→ Work instruction
What you return should be every record, retyped without a single change.

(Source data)
%%

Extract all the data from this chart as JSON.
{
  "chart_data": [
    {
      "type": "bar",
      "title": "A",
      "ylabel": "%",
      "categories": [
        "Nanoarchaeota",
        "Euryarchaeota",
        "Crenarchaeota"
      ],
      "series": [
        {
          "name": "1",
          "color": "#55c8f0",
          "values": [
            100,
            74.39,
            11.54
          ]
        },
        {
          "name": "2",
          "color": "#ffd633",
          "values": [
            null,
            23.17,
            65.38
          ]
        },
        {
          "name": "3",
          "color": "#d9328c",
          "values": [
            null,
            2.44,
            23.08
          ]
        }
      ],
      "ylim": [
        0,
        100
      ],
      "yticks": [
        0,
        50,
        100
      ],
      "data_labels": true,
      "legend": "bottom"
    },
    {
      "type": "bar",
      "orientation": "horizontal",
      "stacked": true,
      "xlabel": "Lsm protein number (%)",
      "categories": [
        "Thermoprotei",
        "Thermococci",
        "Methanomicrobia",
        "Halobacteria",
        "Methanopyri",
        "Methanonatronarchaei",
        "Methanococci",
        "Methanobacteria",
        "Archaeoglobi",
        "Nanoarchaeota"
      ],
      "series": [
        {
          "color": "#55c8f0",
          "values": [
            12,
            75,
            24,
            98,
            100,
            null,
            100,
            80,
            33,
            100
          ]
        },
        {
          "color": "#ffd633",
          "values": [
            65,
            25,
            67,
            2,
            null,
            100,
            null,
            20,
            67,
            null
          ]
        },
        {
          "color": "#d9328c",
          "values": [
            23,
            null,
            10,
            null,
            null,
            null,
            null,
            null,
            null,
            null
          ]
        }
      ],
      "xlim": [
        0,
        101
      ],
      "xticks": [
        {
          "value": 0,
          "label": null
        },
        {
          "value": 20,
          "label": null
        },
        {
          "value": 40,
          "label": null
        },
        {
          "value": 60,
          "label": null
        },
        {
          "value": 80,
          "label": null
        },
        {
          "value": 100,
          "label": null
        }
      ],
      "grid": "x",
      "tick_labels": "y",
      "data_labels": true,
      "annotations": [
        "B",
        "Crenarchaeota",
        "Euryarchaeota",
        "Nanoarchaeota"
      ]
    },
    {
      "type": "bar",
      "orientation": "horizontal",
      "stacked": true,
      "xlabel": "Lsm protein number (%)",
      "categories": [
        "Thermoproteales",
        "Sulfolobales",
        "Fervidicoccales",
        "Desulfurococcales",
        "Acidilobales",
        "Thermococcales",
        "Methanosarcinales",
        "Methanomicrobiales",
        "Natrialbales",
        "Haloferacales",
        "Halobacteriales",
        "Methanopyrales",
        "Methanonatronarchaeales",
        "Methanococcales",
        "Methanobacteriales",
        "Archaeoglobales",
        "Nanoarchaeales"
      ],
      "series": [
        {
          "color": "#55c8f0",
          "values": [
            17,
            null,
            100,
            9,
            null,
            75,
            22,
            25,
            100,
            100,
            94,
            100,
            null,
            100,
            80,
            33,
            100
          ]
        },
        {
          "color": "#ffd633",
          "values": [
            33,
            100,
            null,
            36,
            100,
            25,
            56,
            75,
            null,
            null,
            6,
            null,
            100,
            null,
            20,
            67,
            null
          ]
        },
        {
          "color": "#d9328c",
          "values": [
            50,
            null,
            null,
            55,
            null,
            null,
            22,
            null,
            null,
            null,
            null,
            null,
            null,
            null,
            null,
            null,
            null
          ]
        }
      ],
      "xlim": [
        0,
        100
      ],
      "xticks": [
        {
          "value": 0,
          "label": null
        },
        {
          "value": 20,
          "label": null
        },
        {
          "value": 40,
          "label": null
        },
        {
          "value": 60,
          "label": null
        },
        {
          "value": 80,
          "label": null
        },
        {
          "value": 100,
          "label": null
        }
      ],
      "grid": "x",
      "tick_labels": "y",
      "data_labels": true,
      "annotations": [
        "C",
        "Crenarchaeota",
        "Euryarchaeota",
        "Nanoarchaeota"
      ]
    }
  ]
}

%%

→ Response
Extract all the data from this chart as JSON.
{
  "chart_data": [
    {
      "type": "bar",
      "title": "A",
      "ylabel": "%",
      "categories": [
        "Nanoarchaeota",
        "Euryarchaeota",
        "Crenarchaeota"
      ],
      "series": [
        {
          "name": "1",
          "color": "#55c8f0",
          "values": [
            100,
            74.39,
            11.54
          ]
        },
        {
          "name": "2",
          "color": "#ffd633",
          "values": [
            null,
            23.17,
            65.38
          ]
        },
        {
          "name": "3",
          "color": "#d9328c",
          "values": [
            null,
            2.44,
            23.08
          ]
        }
      ],
      "ylim": [
        0,
        100
      ],
      "yticks": [
        0,
        50,
        100
      ],
      "data_labels": true,
      "legend": "bottom"
    },
    {
      "type": "bar",
      "orientation": "horizontal",
      "stacked": true,
      "xlabel": "Lsm protein number (%)",
      "categories": [
        "Thermoprotei",
        "Thermococci",
        "Methanomicrobia",
        "Halobacteria",
        "Methanopyri",
        "Methanonatronarchaei",
        "Methanococci",
        "Methanobacteria",
        "Archaeoglobi",
        "Nanoarchaeota"
      ],
      "series": [
        {
          "color": "#55c8f0",
          "values": [
            12,
            75,
            24,
            98,
            100,
            null,
            100,
            80,
            33,
            100
          ]
        },
        {
          "color": "#ffd633",
          "values": [
            65,
            25,
            67,
            2,
            null,
            100,
            null,
            20,
            67,
            null
          ]
        },
        {
          "color": "#d9328c",
          "values": [
            23,
            null,
            10,
            null,
            null,
            null,
            null,
            null,
            null,
            null
          ]
        }
      ],
      "xlim": [
        0,
        101
      ],
      "xticks": [
        {
          "value": 0,
          "label": null
        },
        {
          "value": 20,
          "label": null
        },
        {
          "value": 40,
          "label": null
        },
        {
          "value": 60,
          "label": null
        },
        {
          "value": 80,
          "label": null
        },
        {
          "value": 100,
          "label": null
        }
      ],
      "grid": "x",
      "tick_labels": "y",
      "data_labels": true,
      "annotations": [
        "B",
        "Crenarchaeota",
        "Euryarchaeota",
        "Nanoarchaeota"
      ]
    },
    {
      "type": "bar",
      "orientation": "horizontal",
      "stacked": true,
      "xlabel": "Lsm protein number (%)",
      "categories": [
        "Thermoproteales",
        "Sulfolobales",
        "Fervidicoccales",
        "Desulfurococcales",
        "Acidilobales",
        "Thermococcales",
        "Methanosarcinales",
        "Methanomicrobiales",
        "Natrialbales",
        "Haloferacales",
        "Halobacteriales",
        "Methanopyrales",
        "Methanonatronarchaeales",
        "Methanococcales",
        "Methanobacteriales",
        "Archaeoglobales",
        "Nanoarchaeales"
      ],
      "series": [
        {
          "color": "#55c8f0",
          "values": [
            17,
            null,
            100,
            9,
            null,
            75,
            22,
            25,
            100,
            100,
            94,
            100,
            null,
            100,
            80,
            33,
            100
          ]
        },
        {
          "color": "#ffd633",
          "values": [
            33,
            100,
            null,
            36,
            100,
            25,
            56,
            75,
            null,
            null,
            6,
            null,
            100,
            null,
            20,
            67,
            null
          ]
        },
        {
          "color": "#d9328c",
          "values": [
            50,
            null,
            null,
            55,
            null,
            null,
            22,
            null,
            null,
            null,
            null,
            null,
            null,
            null,
            null,
            null,
            null
          ]
        }
      ],
      "xlim": [
        0,
        100
      ],
      "xticks": [
        {
          "value": 0,
          "label": null
        },
        {
          "value": 20,
          "label": null
        },
        {
          "value": 40,
          "label": null
        },
        {
          "value": 60,
          "label": null
        },
        {
          "value": 80,
          "label": null
        },
        {
          "value": 100,
          "label": null
        }
      ],
      "grid": "x",
      "tick_labels": "y",
      "data_labels": true,
      "annotations": [
        "C",
        "Crenarchaeota",
        "Euryarchaeota",
        "Nanoarchaeota"
      ]
    }
  ]
}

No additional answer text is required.